**Records shown**
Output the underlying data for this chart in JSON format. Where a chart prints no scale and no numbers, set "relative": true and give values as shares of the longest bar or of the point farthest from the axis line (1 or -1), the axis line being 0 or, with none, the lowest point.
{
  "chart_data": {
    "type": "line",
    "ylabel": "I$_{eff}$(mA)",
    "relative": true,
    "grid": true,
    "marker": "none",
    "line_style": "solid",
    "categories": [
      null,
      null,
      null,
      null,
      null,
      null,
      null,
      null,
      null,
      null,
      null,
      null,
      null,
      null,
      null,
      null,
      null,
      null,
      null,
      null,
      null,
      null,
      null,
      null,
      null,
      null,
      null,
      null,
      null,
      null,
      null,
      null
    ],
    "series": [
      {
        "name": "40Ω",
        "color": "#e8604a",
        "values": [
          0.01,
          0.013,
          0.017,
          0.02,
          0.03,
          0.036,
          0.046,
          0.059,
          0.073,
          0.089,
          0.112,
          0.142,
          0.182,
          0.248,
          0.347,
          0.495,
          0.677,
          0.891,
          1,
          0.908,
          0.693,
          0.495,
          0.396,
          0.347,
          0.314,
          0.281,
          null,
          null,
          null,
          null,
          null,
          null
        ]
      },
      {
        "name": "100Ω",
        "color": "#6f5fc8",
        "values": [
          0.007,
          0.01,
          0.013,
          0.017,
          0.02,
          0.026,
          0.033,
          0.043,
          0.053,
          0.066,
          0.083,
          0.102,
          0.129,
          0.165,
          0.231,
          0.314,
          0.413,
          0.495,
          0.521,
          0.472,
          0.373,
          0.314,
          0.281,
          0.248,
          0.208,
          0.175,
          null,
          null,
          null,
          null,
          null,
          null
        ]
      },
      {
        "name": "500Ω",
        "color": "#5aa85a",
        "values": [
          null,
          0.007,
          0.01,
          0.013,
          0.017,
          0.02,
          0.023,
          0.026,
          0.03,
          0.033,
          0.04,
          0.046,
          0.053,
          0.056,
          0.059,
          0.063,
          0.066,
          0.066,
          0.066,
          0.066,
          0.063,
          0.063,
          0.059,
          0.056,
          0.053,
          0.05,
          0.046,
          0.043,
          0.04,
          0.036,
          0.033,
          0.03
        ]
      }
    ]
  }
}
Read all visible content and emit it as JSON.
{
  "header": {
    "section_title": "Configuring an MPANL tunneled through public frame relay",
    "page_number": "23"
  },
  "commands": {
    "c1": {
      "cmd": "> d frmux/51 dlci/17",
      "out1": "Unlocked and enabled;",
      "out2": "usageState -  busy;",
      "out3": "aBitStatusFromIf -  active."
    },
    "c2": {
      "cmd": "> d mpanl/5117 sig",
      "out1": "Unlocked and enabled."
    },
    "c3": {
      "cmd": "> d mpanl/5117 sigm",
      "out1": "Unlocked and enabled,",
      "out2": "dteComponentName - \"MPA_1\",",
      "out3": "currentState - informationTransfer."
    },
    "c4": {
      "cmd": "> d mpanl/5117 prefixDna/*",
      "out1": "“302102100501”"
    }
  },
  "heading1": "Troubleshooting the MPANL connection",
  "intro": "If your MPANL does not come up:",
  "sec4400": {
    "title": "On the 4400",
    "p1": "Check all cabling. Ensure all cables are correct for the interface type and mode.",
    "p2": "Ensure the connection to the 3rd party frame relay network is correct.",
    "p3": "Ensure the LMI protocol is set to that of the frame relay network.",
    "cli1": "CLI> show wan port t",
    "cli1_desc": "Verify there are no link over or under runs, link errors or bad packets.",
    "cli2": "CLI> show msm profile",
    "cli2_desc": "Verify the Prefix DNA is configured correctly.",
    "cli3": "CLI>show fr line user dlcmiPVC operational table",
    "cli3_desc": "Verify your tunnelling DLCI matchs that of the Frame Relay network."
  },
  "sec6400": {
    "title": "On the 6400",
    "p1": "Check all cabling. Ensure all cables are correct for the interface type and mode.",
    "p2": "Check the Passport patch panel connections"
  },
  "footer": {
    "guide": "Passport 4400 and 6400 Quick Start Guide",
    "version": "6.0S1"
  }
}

**Prompt**
Which lines contain the word "that"? Copy each of them.

**Solution**
    "p3": "Ensure the LMI protocol is set to that of the frame relay network.",
    "cli3_desc": "Verify your tunnelling DLCI matchs that of the Frame Relay network."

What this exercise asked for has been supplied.